→ PROMPT: All of the material below is to be returned exactly.
..........
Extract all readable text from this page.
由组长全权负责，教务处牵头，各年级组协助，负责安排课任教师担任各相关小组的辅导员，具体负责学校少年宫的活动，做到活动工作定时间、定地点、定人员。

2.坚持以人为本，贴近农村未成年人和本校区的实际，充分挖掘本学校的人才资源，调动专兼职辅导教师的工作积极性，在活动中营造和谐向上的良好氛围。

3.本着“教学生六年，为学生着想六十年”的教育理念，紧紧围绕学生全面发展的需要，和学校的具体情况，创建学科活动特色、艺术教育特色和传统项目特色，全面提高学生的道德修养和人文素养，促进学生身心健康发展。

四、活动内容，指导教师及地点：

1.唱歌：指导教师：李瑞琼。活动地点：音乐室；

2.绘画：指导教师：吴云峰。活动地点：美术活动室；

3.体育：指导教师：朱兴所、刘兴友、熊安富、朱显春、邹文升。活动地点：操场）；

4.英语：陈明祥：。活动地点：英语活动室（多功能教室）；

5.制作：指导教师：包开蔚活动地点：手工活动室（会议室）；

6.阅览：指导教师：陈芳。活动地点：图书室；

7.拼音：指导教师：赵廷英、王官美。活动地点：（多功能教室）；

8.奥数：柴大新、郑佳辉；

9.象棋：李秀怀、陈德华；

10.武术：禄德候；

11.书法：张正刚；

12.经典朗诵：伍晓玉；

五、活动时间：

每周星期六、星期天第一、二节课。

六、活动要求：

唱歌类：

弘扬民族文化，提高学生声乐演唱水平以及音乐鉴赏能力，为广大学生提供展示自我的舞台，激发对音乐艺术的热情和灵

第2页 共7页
..........
→ TASK SOLUTION:
Extract all readable text from this page.
由组长全权负责，教务处牵头，各年级组协助，负责安排课任教师担任各相关小组的辅导员，具体负责学校少年宫的活动，做到活动工作定时间、定地点、定人员。

2.坚持以人为本，贴近农村未成年人和本校区的实际，充分挖掘本学校的人才资源，调动专兼职辅导教师的工作积极性，在活动中营造和谐向上的良好氛围。

3.本着“教学生六年，为学生着想六十年”的教育理念，紧紧围绕学生全面发展的需要，和学校的具体情况，创建学科活动特色、艺术教育特色和传统项目特色，全面提高学生的道德修养和人文素养，促进学生身心健康发展。

四、活动内容，指导教师及地点：

1.唱歌：指导教师：李瑞琼。活动地点：音乐室；

2.绘画：指导教师：吴云峰。活动地点：美术活动室；

3.体育：指导教师：朱兴所、刘兴友、熊安富、朱显春、邹文升。活动地点：操场）；

4.英语：陈明祥：。活动地点：英语活动室（多功能教室）；

5.制作：指导教师：包开蔚活动地点：手工活动室（会议室）；

6.阅览：指导教师：陈芳。活动地点：图书室；

7.拼音：指导教师：赵廷英、王官美。活动地点：（多功能教室）；

8.奥数：柴大新、郑佳辉；

9.象棋：李秀怀、陈德华；

10.武术：禄德候；

11.书法：张正刚；

12.经典朗诵：伍晓玉；

五、活动时间：

每周星期六、星期天第一、二节课。

六、活动要求：

唱歌类：

弘扬民族文化，提高学生声乐演唱水平以及音乐鉴赏能力，为广大学生提供展示自我的舞台，激发对音乐艺术的热情和灵

第2页 共7页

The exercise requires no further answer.